* Begin Task data *
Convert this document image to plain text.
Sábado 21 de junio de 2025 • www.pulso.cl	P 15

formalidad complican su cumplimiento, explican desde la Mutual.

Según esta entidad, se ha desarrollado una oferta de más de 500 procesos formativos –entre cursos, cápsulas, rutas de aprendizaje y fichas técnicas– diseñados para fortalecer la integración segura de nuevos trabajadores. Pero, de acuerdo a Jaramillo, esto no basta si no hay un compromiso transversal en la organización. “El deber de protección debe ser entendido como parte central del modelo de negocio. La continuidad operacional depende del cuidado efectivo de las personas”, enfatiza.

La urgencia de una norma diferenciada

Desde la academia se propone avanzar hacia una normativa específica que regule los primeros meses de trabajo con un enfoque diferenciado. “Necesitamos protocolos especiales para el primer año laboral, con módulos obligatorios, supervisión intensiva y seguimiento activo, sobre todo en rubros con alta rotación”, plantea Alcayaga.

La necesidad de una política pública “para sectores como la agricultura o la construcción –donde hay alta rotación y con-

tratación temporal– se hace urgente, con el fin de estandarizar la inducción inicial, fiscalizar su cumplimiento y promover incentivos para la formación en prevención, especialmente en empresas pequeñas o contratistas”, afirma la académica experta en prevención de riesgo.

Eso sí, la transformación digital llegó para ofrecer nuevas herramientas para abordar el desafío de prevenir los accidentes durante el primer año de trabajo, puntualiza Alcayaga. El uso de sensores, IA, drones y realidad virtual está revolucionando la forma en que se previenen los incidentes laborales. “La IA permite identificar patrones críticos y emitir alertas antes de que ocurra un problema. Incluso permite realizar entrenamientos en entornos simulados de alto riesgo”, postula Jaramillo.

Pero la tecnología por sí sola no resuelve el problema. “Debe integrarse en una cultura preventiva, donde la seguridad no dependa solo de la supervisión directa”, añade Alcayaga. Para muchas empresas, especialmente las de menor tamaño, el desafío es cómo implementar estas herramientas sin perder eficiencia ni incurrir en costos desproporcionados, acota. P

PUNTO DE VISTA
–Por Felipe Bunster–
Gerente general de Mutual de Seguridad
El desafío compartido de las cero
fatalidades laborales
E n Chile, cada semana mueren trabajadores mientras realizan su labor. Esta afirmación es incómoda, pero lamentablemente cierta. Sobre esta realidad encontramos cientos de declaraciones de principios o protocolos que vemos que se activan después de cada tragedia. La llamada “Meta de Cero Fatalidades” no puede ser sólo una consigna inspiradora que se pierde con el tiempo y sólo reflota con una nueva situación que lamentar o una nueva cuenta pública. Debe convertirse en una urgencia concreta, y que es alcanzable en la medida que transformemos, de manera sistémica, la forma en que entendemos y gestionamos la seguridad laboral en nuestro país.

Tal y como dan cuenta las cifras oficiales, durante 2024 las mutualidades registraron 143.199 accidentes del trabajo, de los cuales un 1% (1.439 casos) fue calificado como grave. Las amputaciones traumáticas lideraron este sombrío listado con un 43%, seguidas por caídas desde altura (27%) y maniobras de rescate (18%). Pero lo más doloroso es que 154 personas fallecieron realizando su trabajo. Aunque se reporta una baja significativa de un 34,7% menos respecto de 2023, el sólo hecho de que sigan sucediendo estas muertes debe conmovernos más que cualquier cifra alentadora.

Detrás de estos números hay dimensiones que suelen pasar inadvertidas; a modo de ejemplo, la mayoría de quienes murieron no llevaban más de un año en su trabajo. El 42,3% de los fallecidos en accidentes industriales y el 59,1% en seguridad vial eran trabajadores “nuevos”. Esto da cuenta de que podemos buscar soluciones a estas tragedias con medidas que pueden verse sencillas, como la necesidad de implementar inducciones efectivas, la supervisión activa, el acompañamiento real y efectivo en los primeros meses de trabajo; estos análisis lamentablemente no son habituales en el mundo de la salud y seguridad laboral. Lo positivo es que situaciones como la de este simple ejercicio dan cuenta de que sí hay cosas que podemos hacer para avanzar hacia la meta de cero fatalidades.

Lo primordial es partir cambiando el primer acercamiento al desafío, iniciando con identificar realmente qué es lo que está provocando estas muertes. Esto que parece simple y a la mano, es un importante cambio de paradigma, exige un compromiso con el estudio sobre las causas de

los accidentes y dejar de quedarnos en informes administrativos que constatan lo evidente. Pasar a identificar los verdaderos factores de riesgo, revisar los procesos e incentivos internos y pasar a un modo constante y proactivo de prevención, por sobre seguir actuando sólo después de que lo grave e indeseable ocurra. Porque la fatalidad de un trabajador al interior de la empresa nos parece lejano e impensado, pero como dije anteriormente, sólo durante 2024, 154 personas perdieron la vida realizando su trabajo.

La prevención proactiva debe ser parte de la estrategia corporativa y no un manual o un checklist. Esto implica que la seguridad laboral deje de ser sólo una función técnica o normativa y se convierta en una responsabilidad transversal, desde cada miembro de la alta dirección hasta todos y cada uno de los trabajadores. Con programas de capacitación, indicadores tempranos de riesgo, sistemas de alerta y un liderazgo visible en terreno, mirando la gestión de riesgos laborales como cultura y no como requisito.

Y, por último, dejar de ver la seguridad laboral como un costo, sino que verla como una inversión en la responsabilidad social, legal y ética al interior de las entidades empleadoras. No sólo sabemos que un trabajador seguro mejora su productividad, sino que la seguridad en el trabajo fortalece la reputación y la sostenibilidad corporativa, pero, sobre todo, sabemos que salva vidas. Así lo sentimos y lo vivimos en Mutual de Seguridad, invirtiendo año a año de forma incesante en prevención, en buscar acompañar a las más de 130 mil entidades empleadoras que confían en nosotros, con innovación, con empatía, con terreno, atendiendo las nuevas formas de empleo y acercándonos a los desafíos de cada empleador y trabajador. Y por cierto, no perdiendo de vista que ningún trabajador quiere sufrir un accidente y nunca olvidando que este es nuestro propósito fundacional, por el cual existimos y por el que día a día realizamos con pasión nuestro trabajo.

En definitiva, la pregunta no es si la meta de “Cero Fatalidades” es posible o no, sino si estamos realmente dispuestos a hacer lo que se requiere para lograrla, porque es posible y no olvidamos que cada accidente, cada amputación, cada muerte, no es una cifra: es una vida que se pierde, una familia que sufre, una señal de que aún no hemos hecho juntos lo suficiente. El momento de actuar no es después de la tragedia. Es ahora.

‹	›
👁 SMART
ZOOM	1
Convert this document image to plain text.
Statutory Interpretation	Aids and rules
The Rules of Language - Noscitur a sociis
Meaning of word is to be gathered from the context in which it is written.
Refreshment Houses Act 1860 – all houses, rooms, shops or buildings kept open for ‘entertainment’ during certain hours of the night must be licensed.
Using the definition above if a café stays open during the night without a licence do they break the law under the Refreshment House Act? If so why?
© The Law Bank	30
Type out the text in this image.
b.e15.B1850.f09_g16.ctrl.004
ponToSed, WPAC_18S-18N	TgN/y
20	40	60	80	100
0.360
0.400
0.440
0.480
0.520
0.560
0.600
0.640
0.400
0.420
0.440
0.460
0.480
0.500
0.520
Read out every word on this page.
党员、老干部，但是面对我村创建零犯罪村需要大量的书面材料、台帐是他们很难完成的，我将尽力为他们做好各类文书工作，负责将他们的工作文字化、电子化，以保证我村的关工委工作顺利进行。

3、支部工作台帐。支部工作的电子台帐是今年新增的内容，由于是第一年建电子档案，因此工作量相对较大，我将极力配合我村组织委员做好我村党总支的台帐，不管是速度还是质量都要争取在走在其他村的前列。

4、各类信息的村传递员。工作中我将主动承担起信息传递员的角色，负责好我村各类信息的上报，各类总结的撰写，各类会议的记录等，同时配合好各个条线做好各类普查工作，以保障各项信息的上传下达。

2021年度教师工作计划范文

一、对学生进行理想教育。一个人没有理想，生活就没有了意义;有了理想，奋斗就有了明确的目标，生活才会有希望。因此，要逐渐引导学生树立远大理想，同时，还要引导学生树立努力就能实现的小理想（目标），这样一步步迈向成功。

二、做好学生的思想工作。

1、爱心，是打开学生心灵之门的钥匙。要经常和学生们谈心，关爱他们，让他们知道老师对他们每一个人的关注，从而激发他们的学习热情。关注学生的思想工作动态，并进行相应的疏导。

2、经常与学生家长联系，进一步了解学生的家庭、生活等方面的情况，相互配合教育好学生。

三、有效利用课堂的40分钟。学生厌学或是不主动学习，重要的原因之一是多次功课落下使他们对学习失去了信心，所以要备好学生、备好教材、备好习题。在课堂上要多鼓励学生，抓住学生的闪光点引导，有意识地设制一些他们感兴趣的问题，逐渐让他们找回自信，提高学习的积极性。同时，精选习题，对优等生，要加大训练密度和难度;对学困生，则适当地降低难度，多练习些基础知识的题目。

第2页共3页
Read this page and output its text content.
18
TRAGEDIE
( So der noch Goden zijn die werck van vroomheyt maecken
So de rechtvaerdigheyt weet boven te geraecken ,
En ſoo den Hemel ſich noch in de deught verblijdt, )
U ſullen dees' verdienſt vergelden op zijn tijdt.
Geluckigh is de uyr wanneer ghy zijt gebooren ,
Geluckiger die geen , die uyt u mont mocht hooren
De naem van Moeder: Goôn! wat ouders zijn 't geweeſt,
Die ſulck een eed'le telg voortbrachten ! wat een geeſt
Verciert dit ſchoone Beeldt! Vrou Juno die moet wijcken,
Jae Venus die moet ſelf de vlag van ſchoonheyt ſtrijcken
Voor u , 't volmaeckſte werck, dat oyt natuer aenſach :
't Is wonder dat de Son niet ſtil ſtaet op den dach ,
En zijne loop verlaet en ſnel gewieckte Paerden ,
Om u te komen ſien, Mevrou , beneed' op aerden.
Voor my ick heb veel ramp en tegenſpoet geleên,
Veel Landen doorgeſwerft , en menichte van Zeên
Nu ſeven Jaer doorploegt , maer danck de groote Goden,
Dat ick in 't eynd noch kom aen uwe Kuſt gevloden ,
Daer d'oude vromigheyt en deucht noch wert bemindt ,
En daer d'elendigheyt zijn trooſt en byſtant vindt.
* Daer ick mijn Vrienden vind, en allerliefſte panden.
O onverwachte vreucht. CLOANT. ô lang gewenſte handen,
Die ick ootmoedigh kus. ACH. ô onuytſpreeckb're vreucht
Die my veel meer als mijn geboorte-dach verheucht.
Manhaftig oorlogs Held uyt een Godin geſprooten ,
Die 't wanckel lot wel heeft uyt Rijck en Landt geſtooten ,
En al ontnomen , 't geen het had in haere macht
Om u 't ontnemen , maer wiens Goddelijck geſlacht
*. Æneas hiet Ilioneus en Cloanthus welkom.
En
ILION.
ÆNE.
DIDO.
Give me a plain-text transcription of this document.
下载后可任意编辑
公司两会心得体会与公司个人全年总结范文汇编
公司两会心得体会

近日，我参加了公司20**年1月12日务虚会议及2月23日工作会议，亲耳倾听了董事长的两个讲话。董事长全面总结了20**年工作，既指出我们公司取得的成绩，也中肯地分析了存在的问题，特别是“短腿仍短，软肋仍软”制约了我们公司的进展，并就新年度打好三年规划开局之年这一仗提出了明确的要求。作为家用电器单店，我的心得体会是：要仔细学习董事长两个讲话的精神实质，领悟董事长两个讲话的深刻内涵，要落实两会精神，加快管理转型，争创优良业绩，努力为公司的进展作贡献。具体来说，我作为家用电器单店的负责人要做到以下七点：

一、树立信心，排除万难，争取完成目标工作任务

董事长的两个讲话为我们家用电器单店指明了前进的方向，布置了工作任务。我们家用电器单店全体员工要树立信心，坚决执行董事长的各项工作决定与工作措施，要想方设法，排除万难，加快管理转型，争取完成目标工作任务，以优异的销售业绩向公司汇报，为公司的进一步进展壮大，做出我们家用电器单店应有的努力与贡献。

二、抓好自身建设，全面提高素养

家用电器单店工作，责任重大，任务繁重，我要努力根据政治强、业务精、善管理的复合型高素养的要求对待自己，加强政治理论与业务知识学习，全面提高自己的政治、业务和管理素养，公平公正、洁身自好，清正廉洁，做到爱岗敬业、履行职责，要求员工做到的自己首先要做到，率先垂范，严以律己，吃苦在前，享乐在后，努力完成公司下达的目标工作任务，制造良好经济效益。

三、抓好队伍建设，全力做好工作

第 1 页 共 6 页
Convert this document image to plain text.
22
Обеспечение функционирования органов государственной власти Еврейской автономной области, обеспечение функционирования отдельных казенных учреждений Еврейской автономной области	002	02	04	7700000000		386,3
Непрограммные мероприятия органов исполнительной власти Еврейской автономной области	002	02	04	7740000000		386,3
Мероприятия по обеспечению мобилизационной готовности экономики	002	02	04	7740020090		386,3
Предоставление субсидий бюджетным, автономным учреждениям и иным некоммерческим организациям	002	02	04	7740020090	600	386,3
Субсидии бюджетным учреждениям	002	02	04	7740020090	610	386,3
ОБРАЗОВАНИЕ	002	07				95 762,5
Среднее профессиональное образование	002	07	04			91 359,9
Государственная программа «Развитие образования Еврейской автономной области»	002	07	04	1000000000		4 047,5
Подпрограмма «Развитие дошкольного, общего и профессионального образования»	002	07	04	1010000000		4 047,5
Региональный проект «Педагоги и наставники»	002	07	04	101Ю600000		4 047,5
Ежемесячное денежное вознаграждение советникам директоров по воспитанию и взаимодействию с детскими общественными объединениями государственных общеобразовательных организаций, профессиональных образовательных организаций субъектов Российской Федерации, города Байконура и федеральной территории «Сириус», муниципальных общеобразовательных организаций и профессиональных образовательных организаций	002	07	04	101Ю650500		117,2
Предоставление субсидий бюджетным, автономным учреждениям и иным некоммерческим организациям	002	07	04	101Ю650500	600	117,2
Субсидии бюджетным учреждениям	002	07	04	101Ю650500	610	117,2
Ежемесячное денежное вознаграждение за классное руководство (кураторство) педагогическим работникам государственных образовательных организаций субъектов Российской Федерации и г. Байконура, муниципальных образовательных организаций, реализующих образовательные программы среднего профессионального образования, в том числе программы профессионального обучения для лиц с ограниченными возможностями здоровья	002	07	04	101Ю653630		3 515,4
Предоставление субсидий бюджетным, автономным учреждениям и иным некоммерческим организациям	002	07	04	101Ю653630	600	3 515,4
* End Task data *
Task ->
Go through the listing above and return every line where the word "during" occurs.

Expected answer ->
Refreshment Houses Act 1860 – all houses, rooms, shops or buildings kept open for ‘entertainment’ during certain hours of the night must be licensed.
Using the definition above if a café stays open during the night without a licence do they break the law under the Refreshment House Act? If so why?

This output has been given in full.